Pictures aside, write out every record exactly as it appears.

→ **Source data**:
————

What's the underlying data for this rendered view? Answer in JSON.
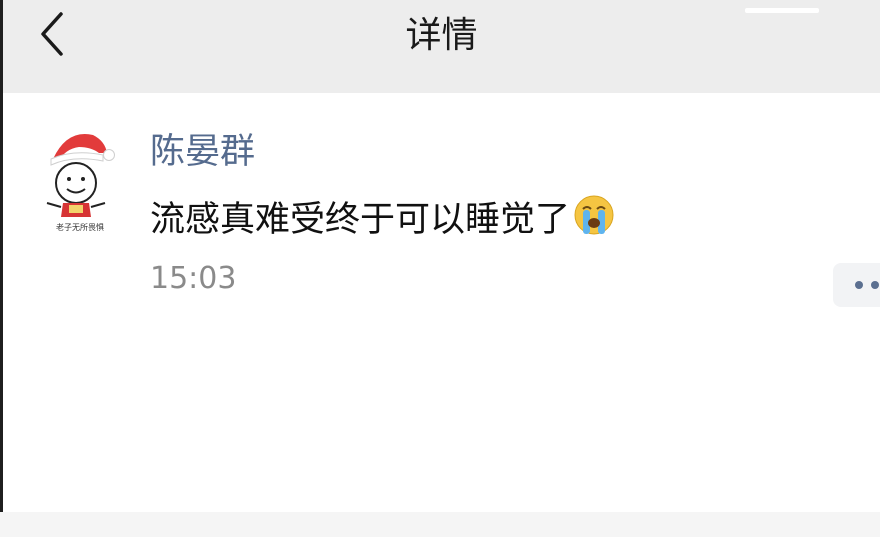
{
  "header": {
    "title": "详情",
    "back_icon": "chevron-left-icon"
  },
  "post": {
    "author": "陈晏群",
    "avatar_caption": "老子无所畏惧",
    "content": "流感真难受终于可以睡觉了",
    "emoji": "crying-face-emoji",
    "time": "15:03"
  },
  "more_button": {
    "icon": "more-dots-icon"
  },
  "colors": {
    "header_bg": "#ededed",
    "author": "#556b8e",
    "time": "#8a8a8a",
    "more_dots": "#5b6f90"
  }
}
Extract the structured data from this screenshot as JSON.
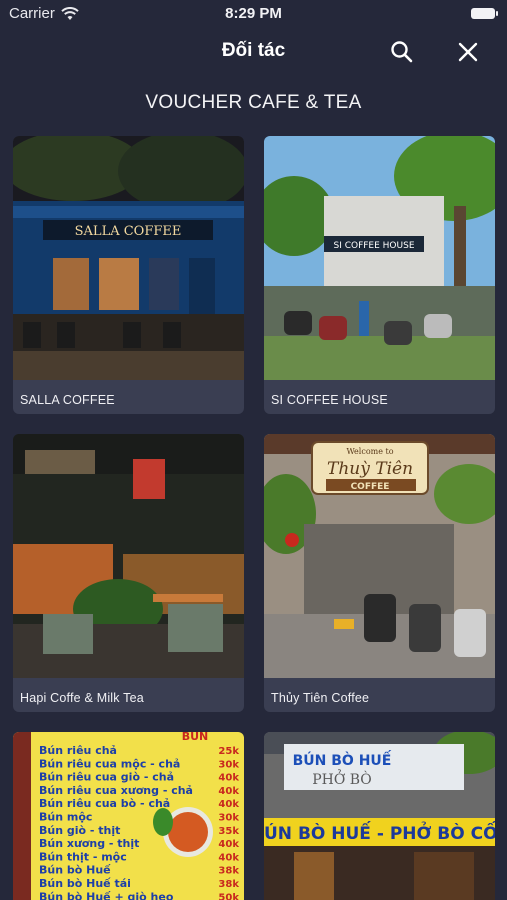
{
  "status_bar": {
    "carrier": "Carrier",
    "time": "8:29 PM"
  },
  "nav": {
    "title": "Đối tác"
  },
  "section": {
    "title": "VOUCHER CAFE & TEA"
  },
  "cards": [
    {
      "name": "SALLA COFFEE",
      "sign_text": "SALLA COFFEE"
    },
    {
      "name": "SI COFFEE HOUSE",
      "sign_text": "SI COFFEE HOUSE"
    },
    {
      "name": "Hapi Coffe & Milk Tea"
    },
    {
      "name": "Thủy Tiên Coffee",
      "sign_line1": "Welcome to",
      "sign_line2": "Thuỳ Tiên",
      "sign_line3": "COFFEE"
    },
    {
      "menu_header": "BÚN",
      "menu_items": [
        {
          "item": "Bún riêu chả",
          "price": "25k"
        },
        {
          "item": "Bún riêu cua mộc - chả",
          "price": "30k"
        },
        {
          "item": "Bún riêu cua giò - chả",
          "price": "40k"
        },
        {
          "item": "Bún riêu cua xương - chả",
          "price": "40k"
        },
        {
          "item": "Bún riêu cua bò - chả",
          "price": "40k"
        },
        {
          "item": "Bún mộc",
          "price": "30k"
        },
        {
          "item": "Bún giò - thịt",
          "price": "35k"
        },
        {
          "item": "Bún xương - thịt",
          "price": "40k"
        },
        {
          "item": "Bún thịt - mộc",
          "price": "40k"
        },
        {
          "item": "Bún bò Huế",
          "price": "38k"
        },
        {
          "item": "Bún bò Huế tái",
          "price": "38k"
        },
        {
          "item": "Bún bò Huế + giò heo",
          "price": "50k"
        }
      ]
    },
    {
      "sign_line1": "BÚN BÒ HUẾ",
      "sign_line2": "PHỞ BÒ",
      "banner": "ÚN BÒ HUẾ - PHỞ BÒ CỐ"
    }
  ]
}
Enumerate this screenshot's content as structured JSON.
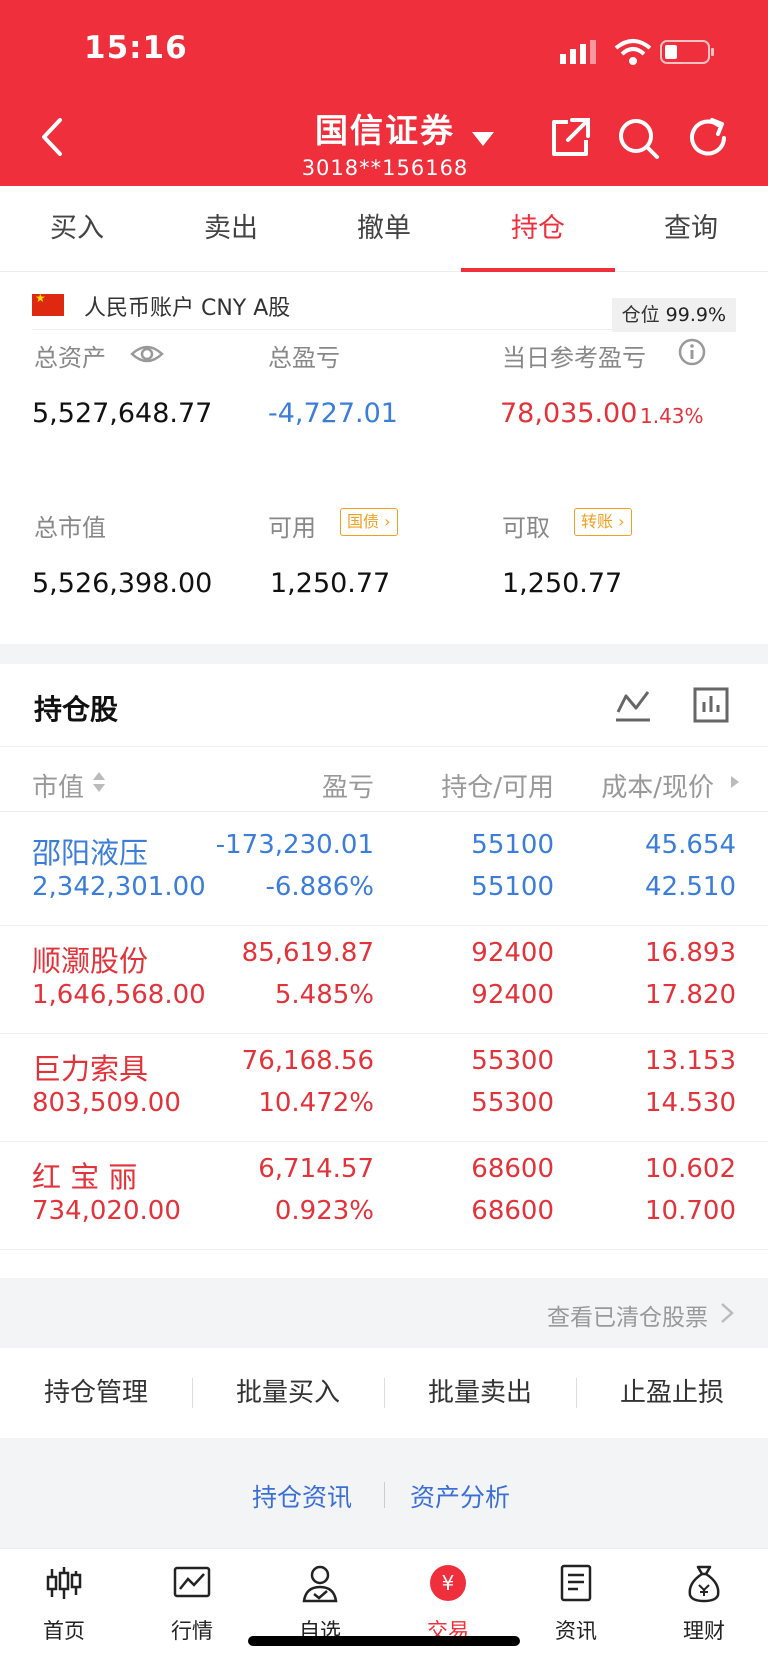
{
  "status": {
    "time": "15:16"
  },
  "header": {
    "broker": "国信证券",
    "account": "3018**156168"
  },
  "tabs": [
    "买入",
    "卖出",
    "撤单",
    "持仓",
    "查询"
  ],
  "summary": {
    "account_label": "人民币账户 CNY A股",
    "position_label": "仓位",
    "position_value": "99.9%",
    "total_assets_label": "总资产",
    "total_assets": "5,527,648.77",
    "total_pl_label": "总盈亏",
    "total_pl": "-4,727.01",
    "day_pl_label": "当日参考盈亏",
    "day_pl": "78,035.00",
    "day_pl_pct": "1.43%",
    "market_value_label": "总市值",
    "market_value": "5,526,398.00",
    "available_label": "可用",
    "available": "1,250.77",
    "available_tag": "国债",
    "withdrawable_label": "可取",
    "withdrawable": "1,250.77",
    "withdrawable_tag": "转账"
  },
  "holdings": {
    "title": "持仓股",
    "columns": [
      "市值",
      "盈亏",
      "持仓/可用",
      "成本/现价"
    ],
    "rows": [
      {
        "name": "邵阳液压",
        "mv": "2,342,301.00",
        "pl": "-173,230.01",
        "pl_pct": "-6.886%",
        "hold": "55100",
        "avail": "55100",
        "cost": "45.654",
        "price": "42.510",
        "color": "#3b7dd8"
      },
      {
        "name": "顺灏股份",
        "mv": "1,646,568.00",
        "pl": "85,619.87",
        "pl_pct": "5.485%",
        "hold": "92400",
        "avail": "92400",
        "cost": "16.893",
        "price": "17.820",
        "color": "#e2333b"
      },
      {
        "name": "巨力索具",
        "mv": "803,509.00",
        "pl": "76,168.56",
        "pl_pct": "10.472%",
        "hold": "55300",
        "avail": "55300",
        "cost": "13.153",
        "price": "14.530",
        "color": "#e2333b"
      },
      {
        "name": "红 宝 丽",
        "mv": "734,020.00",
        "pl": "6,714.57",
        "pl_pct": "0.923%",
        "hold": "68600",
        "avail": "68600",
        "cost": "10.602",
        "price": "10.700",
        "color": "#e2333b"
      }
    ],
    "cleared_link": "查看已清仓股票"
  },
  "actions": [
    "持仓管理",
    "批量买入",
    "批量卖出",
    "止盈止损"
  ],
  "links": {
    "news": "持仓资讯",
    "analysis": "资产分析"
  },
  "nav": [
    "首页",
    "行情",
    "自选",
    "交易",
    "资讯",
    "理财"
  ],
  "colors": {
    "brand": "#ef2f3c",
    "up": "#e2333b",
    "down": "#3b7dd8",
    "link": "#3b6fd6"
  }
}
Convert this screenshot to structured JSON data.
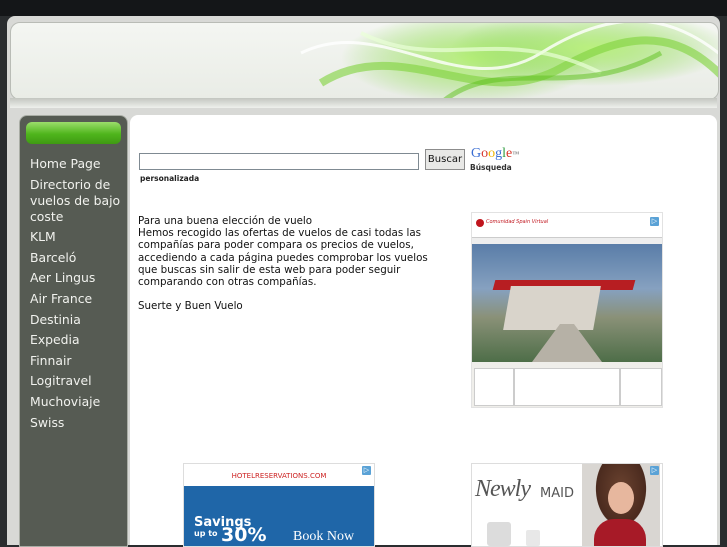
{
  "nav": {
    "items": [
      {
        "label": "Home Page"
      },
      {
        "label": "Directorio de vuelos de bajo coste"
      },
      {
        "label": "KLM"
      },
      {
        "label": "Barceló"
      },
      {
        "label": "Aer Lingus"
      },
      {
        "label": "Air France"
      },
      {
        "label": "Destinia"
      },
      {
        "label": "Expedia"
      },
      {
        "label": "Finnair"
      },
      {
        "label": "Logitravel"
      },
      {
        "label": "Muchoviaje"
      },
      {
        "label": "Swiss"
      }
    ]
  },
  "search": {
    "button_label": "Buscar",
    "logo_text": "Google",
    "logo_tm": "™",
    "busqueda_label": "Búsqueda",
    "personalizada_label": "personalizada",
    "value": ""
  },
  "intro": {
    "text": "Para una buena elección de vuelo\nHemos recogido las ofertas de vuelos de casi todas las compañías para poder compara os precios de vuelos, accediendo a cada página puedes comprobar los vuelos que buscas sin salir de esta web para poder seguir comparando con otras compañías.\n\nSuerte y Buen Vuelo"
  },
  "ads": {
    "ad_mark": "▷",
    "ad1": {
      "brand": "Comunidad Spain Virtual"
    },
    "ad2": {
      "logo": "HOTELRESERVATIONS.COM",
      "savings": "Savings",
      "upto": "up to",
      "pct": "30%",
      "cta": "Book Now"
    },
    "ad3": {
      "brand_script": "Newly",
      "brand_caps": "MAID"
    }
  },
  "colors": {
    "sidebar_bg": "#565b53",
    "accent_green": "#4fb51c",
    "page_bg": "#d8d9d6"
  }
}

————

→ **Solved exercise**:
What's the underlying data for this rendered view? Answer in JSON.
{
  "header": {
    "title": "详情",
    "back_icon": "chevron-left-icon"
  },
  "post": {
    "author": "陈晏群",
    "avatar_caption": "老子无所畏惧",
    "content": "流感真难受终于可以睡觉了",
    "emoji": "crying-face-emoji",
    "time": "15:03"
  },
  "more_button": {
    "icon": "more-dots-icon"
  },
  "colors": {
    "header_bg": "#ededed",
    "author": "#556b8e",
    "time": "#8a8a8a",
    "more_dots": "#5b6f90"
  }
}
Extract the structured data from this screenshot as JSON.
{
  "status_bar": {
    "carrier": "Carrier",
    "time": "8:29 PM"
  },
  "nav": {
    "title": "Đối tác"
  },
  "section": {
    "title": "VOUCHER CAFE & TEA"
  },
  "cards": [
    {
      "name": "SALLA COFFEE",
      "sign_text": "SALLA COFFEE"
    },
    {
      "name": "SI COFFEE HOUSE",
      "sign_text": "SI COFFEE HOUSE"
    },
    {
      "name": "Hapi Coffe & Milk Tea"
    },
    {
      "name": "Thủy Tiên Coffee",
      "sign_line1": "Welcome to",
      "sign_line2": "Thuỳ Tiên",
      "sign_line3": "COFFEE"
    },
    {
      "menu_header": "BÚN",
      "menu_items": [
        {
          "item": "Bún riêu chả",
          "price": "25k"
        },
        {
          "item": "Bún riêu cua mộc - chả",
          "price": "30k"
        },
        {
          "item": "Bún riêu cua giò - chả",
          "price": "40k"
        },
        {
          "item": "Bún riêu cua xương - chả",
          "price": "40k"
        },
        {
          "item": "Bún riêu cua bò - chả",
          "price": "40k"
        },
        {
          "item": "Bún mộc",
          "price": "30k"
        },
        {
          "item": "Bún giò - thịt",
          "price": "35k"
        },
        {
          "item": "Bún xương - thịt",
          "price": "40k"
        },
        {
          "item": "Bún thịt - mộc",
          "price": "40k"
        },
        {
          "item": "Bún bò Huế",
          "price": "38k"
        },
        {
          "item": "Bún bò Huế tái",
          "price": "38k"
        },
        {
          "item": "Bún bò Huế + giò heo",
          "price": "50k"
        }
      ]
    },
    {
      "sign_line1": "BÚN BÒ HUẾ",
      "sign_line2": "PHỞ BÒ",
      "banner": "ÚN BÒ HUẾ - PHỞ BÒ CỐ"
    }
  ]
}
Enumerate this screenshot's content as structured JSON.
{
  "status": {
    "time": "15:16"
  },
  "header": {
    "broker": "国信证券",
    "account": "3018**156168"
  },
  "tabs": [
    "买入",
    "卖出",
    "撤单",
    "持仓",
    "查询"
  ],
  "summary": {
    "account_label": "人民币账户 CNY A股",
    "position_label": "仓位",
    "position_value": "99.9%",
    "total_assets_label": "总资产",
    "total_assets": "5,527,648.77",
    "total_pl_label": "总盈亏",
    "total_pl": "-4,727.01",
    "day_pl_label": "当日参考盈亏",
    "day_pl": "78,035.00",
    "day_pl_pct": "1.43%",
    "market_value_label": "总市值",
    "market_value": "5,526,398.00",
    "available_label": "可用",
    "available": "1,250.77",
    "available_tag": "国债",
    "withdrawable_label": "可取",
    "withdrawable": "1,250.77",
    "withdrawable_tag": "转账"
  },
  "holdings": {
    "title": "持仓股",
    "columns": [
      "市值",
      "盈亏",
      "持仓/可用",
      "成本/现价"
    ],
    "rows": [
      {
        "name": "邵阳液压",
        "mv": "2,342,301.00",
        "pl": "-173,230.01",
        "pl_pct": "-6.886%",
        "hold": "55100",
        "avail": "55100",
        "cost": "45.654",
        "price": "42.510",
        "color": "#3b7dd8"
      },
      {
        "name": "顺灏股份",
        "mv": "1,646,568.00",
        "pl": "85,619.87",
        "pl_pct": "5.485%",
        "hold": "92400",
        "avail": "92400",
        "cost": "16.893",
        "price": "17.820",
        "color": "#e2333b"
      },
      {
        "name": "巨力索具",
        "mv": "803,509.00",
        "pl": "76,168.56",
        "pl_pct": "10.472%",
        "hold": "55300",
        "avail": "55300",
        "cost": "13.153",
        "price": "14.530",
        "color": "#e2333b"
      },
      {
        "name": "红 宝 丽",
        "mv": "734,020.00",
        "pl": "6,714.57",
        "pl_pct": "0.923%",
        "hold": "68600",
        "avail": "68600",
        "cost": "10.602",
        "price": "10.700",
        "color": "#e2333b"
      }
    ],
    "cleared_link": "查看已清仓股票"
  },
  "actions": [
    "持仓管理",
    "批量买入",
    "批量卖出",
    "止盈止损"
  ],
  "links": {
    "news": "持仓资讯",
    "analysis": "资产分析"
  },
  "nav": [
    "首页",
    "行情",
    "自选",
    "交易",
    "资讯",
    "理财"
  ],
  "colors": {
    "brand": "#ef2f3c",
    "up": "#e2333b",
    "down": "#3b7dd8",
    "link": "#3b6fd6"
  }
}
Convert this screenshot to structured JSON data.
{
  "nav": {
    "items": [
      {
        "label": "Home Page"
      },
      {
        "label": "Directorio de vuelos de bajo coste"
      },
      {
        "label": "KLM"
      },
      {
        "label": "Barceló"
      },
      {
        "label": "Aer Lingus"
      },
      {
        "label": "Air France"
      },
      {
        "label": "Destinia"
      },
      {
        "label": "Expedia"
      },
      {
        "label": "Finnair"
      },
      {
        "label": "Logitravel"
      },
      {
        "label": "Muchoviaje"
      },
      {
        "label": "Swiss"
      }
    ]
  },
  "search": {
    "button_label": "Buscar",
    "logo_text": "Google",
    "logo_tm": "™",
    "busqueda_label": "Búsqueda",
    "personalizada_label": "personalizada",
    "value": ""
  },
  "intro": {
    "text": "Para una buena elección de vuelo\nHemos recogido las ofertas de vuelos de casi todas las compañías para poder compara os precios de vuelos, accediendo a cada página puedes comprobar los vuelos que buscas sin salir de esta web para poder seguir comparando con otras compañías.\n\nSuerte y Buen Vuelo"
  },
  "ads": {
    "ad_mark": "▷",
    "ad1": {
      "brand": "Comunidad Spain Virtual"
    },
    "ad2": {
      "logo": "HOTELRESERVATIONS.COM",
      "savings": "Savings",
      "upto": "up to",
      "pct": "30%",
      "cta": "Book Now"
    },
    "ad3": {
      "brand_script": "Newly",
      "brand_caps": "MAID"
    }
  },
  "colors": {
    "sidebar_bg": "#565b53",
    "accent_green": "#4fb51c",
    "page_bg": "#d8d9d6"
  }
}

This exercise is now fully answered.